Dataset records:
▼

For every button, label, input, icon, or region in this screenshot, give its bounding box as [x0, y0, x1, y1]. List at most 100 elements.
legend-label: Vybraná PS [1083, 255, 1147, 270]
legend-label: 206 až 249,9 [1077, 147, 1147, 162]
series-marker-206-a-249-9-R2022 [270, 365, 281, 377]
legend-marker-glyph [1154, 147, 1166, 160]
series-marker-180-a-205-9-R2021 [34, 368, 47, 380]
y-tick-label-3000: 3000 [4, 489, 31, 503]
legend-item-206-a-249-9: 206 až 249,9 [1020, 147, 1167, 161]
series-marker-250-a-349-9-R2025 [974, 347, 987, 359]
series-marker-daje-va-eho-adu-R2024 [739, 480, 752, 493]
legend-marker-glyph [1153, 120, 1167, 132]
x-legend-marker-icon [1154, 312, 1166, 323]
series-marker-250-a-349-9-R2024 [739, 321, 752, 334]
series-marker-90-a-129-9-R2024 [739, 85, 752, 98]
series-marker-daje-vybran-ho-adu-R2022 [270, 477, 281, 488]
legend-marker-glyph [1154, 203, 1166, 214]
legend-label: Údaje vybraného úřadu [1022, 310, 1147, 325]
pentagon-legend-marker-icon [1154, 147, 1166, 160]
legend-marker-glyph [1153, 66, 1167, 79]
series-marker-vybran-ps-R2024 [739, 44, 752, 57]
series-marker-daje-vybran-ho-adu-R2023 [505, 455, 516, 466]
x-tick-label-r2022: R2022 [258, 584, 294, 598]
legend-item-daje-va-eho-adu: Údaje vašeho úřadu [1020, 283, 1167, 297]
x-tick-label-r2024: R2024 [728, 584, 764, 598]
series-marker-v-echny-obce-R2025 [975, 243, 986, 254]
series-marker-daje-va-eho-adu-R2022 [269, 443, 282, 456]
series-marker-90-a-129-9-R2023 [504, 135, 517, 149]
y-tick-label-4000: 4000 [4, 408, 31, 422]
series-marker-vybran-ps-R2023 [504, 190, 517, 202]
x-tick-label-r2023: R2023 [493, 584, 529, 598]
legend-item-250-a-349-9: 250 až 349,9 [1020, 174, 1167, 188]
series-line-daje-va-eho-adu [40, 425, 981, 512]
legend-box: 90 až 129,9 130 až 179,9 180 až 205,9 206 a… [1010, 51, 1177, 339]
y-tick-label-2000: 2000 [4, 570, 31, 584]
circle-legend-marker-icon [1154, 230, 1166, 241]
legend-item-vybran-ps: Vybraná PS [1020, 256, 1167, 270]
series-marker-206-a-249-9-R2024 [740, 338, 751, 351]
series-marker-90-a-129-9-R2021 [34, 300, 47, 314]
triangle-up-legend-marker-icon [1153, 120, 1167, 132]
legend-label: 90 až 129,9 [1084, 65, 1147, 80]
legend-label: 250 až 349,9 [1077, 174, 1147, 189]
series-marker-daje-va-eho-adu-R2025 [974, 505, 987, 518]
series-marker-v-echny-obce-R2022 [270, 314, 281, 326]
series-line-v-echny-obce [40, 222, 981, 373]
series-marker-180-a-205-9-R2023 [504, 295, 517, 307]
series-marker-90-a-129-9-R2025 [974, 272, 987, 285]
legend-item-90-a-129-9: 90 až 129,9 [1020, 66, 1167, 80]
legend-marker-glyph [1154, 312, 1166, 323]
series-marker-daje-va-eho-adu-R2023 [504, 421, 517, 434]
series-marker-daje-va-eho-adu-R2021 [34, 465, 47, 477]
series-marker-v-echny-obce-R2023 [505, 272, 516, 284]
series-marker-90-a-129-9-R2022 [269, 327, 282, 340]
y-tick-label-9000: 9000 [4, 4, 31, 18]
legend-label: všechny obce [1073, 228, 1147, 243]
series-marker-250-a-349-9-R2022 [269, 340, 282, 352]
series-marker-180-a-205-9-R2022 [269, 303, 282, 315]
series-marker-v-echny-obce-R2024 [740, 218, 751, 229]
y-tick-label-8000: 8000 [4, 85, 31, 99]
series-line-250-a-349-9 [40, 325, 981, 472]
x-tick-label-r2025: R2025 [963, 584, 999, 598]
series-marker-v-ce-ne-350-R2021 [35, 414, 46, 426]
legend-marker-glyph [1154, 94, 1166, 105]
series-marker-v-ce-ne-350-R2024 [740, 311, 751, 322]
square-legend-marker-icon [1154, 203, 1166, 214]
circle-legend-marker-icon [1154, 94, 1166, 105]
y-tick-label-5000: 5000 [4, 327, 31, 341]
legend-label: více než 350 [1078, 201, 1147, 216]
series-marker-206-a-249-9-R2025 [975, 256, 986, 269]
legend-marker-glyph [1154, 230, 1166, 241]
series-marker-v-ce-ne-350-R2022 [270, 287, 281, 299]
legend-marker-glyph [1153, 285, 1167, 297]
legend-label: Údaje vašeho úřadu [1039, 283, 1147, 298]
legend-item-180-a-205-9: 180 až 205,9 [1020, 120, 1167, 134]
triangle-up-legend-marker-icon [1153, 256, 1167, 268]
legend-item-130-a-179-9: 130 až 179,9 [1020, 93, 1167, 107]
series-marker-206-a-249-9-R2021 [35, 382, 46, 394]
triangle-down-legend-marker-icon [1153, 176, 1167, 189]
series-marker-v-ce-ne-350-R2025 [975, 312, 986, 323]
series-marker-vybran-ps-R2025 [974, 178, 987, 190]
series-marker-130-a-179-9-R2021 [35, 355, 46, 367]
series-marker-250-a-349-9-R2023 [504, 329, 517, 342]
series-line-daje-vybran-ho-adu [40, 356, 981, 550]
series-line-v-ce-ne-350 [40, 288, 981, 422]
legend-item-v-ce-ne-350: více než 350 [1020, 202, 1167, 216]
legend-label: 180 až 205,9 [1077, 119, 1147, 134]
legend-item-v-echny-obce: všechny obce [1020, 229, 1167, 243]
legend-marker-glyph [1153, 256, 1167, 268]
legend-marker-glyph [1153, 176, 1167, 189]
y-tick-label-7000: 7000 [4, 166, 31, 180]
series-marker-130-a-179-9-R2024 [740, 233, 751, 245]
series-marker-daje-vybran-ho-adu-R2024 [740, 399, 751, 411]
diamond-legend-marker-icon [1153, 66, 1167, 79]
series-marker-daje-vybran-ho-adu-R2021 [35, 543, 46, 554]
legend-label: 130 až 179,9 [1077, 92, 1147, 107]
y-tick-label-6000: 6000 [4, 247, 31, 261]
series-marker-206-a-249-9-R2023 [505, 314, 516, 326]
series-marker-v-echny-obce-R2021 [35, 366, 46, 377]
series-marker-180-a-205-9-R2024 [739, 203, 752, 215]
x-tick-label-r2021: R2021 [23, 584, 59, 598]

▲

[OBJECTIVE]
Please extract every line above that contains the string "Vybraná". Matches must have the same uppercase and lowercase letters.

[EXERCISE OUTPUT]
legend-label: Vybraná PS [1083, 255, 1147, 270]
legend-item-vybran-ps: Vybraná PS [1020, 256, 1167, 270]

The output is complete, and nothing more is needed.